■ Records provided
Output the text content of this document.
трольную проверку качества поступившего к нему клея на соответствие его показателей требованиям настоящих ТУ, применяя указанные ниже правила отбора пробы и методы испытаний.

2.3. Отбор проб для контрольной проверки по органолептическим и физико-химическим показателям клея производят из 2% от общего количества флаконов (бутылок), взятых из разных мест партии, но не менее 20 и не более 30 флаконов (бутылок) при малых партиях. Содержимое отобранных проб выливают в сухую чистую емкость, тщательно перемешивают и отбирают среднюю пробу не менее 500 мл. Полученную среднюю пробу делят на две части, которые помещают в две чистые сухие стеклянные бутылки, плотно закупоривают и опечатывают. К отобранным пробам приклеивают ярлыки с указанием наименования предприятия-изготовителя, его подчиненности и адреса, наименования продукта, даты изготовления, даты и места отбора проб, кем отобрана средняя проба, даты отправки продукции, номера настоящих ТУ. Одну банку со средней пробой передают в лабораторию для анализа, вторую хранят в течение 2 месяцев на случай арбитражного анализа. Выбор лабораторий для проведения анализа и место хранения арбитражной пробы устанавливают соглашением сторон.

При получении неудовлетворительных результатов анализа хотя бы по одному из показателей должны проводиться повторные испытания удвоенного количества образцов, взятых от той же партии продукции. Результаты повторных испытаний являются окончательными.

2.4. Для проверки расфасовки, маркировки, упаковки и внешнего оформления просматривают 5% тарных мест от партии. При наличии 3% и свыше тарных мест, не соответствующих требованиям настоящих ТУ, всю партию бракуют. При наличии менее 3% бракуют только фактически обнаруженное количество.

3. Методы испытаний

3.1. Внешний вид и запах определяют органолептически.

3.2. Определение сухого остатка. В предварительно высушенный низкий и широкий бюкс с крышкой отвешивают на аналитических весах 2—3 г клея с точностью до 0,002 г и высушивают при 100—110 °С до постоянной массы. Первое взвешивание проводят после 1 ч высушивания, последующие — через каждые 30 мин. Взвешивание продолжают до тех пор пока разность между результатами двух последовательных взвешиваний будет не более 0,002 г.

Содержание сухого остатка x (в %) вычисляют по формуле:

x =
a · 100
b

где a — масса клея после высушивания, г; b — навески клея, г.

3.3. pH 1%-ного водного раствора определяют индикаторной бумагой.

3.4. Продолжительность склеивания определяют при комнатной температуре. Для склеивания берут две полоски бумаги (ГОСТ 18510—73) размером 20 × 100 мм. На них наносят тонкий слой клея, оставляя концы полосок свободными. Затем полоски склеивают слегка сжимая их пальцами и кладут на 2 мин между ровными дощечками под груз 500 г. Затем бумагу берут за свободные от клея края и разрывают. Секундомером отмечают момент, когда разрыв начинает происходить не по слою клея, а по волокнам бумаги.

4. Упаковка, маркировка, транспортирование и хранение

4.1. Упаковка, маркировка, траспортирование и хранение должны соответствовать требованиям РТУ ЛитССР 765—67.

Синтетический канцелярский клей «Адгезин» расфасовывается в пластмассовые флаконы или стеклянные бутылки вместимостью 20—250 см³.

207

■ Short task
Reproduce each entry from the records above, character for character.

■ Correct answer
Output the text content of this document.
трольную проверку качества поступившего к нему клея на соответствие его показателей требованиям настоящих ТУ, применяя указанные ниже правила отбора пробы и методы испытаний.

2.3. Отбор проб для контрольной проверки по органолептическим и физико-химическим показателям клея производят из 2% от общего количества флаконов (бутылок), взятых из разных мест партии, но не менее 20 и не более 30 флаконов (бутылок) при малых партиях. Содержимое отобранных проб выливают в сухую чистую емкость, тщательно перемешивают и отбирают среднюю пробу не менее 500 мл. Полученную среднюю пробу делят на две части, которые помещают в две чистые сухие стеклянные бутылки, плотно закупоривают и опечатывают. К отобранным пробам приклеивают ярлыки с указанием наименования предприятия-изготовителя, его подчиненности и адреса, наименования продукта, даты изготовления, даты и места отбора проб, кем отобрана средняя проба, даты отправки продукции, номера настоящих ТУ. Одну банку со средней пробой передают в лабораторию для анализа, вторую хранят в течение 2 месяцев на случай арбитражного анализа. Выбор лабораторий для проведения анализа и место хранения арбитражной пробы устанавливают соглашением сторон.

При получении неудовлетворительных результатов анализа хотя бы по одному из показателей должны проводиться повторные испытания удвоенного количества образцов, взятых от той же партии продукции. Результаты повторных испытаний являются окончательными.

2.4. Для проверки расфасовки, маркировки, упаковки и внешнего оформления просматривают 5% тарных мест от партии. При наличии 3% и свыше тарных мест, не соответствующих требованиям настоящих ТУ, всю партию бракуют. При наличии менее 3% бракуют только фактически обнаруженное количество.

3. Методы испытаний

3.1. Внешний вид и запах определяют органолептически.

3.2. Определение сухого остатка. В предварительно высушенный низкий и широкий бюкс с крышкой отвешивают на аналитических весах 2—3 г клея с точностью до 0,002 г и высушивают при 100—110 °С до постоянной массы. Первое взвешивание проводят после 1 ч высушивания, последующие — через каждые 30 мин. Взвешивание продолжают до тех пор пока разность между результатами двух последовательных взвешиваний будет не более 0,002 г.

Содержание сухого остатка x (в %) вычисляют по формуле:

x =
a · 100
b

где a — масса клея после высушивания, г; b — навески клея, г.

3.3. pH 1%-ного водного раствора определяют индикаторной бумагой.

3.4. Продолжительность склеивания определяют при комнатной температуре. Для склеивания берут две полоски бумаги (ГОСТ 18510—73) размером 20 × 100 мм. На них наносят тонкий слой клея, оставляя концы полосок свободными. Затем полоски склеивают слегка сжимая их пальцами и кладут на 2 мин между ровными дощечками под груз 500 г. Затем бумагу берут за свободные от клея края и разрывают. Секундомером отмечают момент, когда разрыв начинает происходить не по слою клея, а по волокнам бумаги.

4. Упаковка, маркировка, транспортирование и хранение

4.1. Упаковка, маркировка, траспортирование и хранение должны соответствовать требованиям РТУ ЛитССР 765—67.

Синтетический канцелярский клей «Адгезин» расфасовывается в пластмассовые флаконы или стеклянные бутылки вместимостью 20—250 см³.

207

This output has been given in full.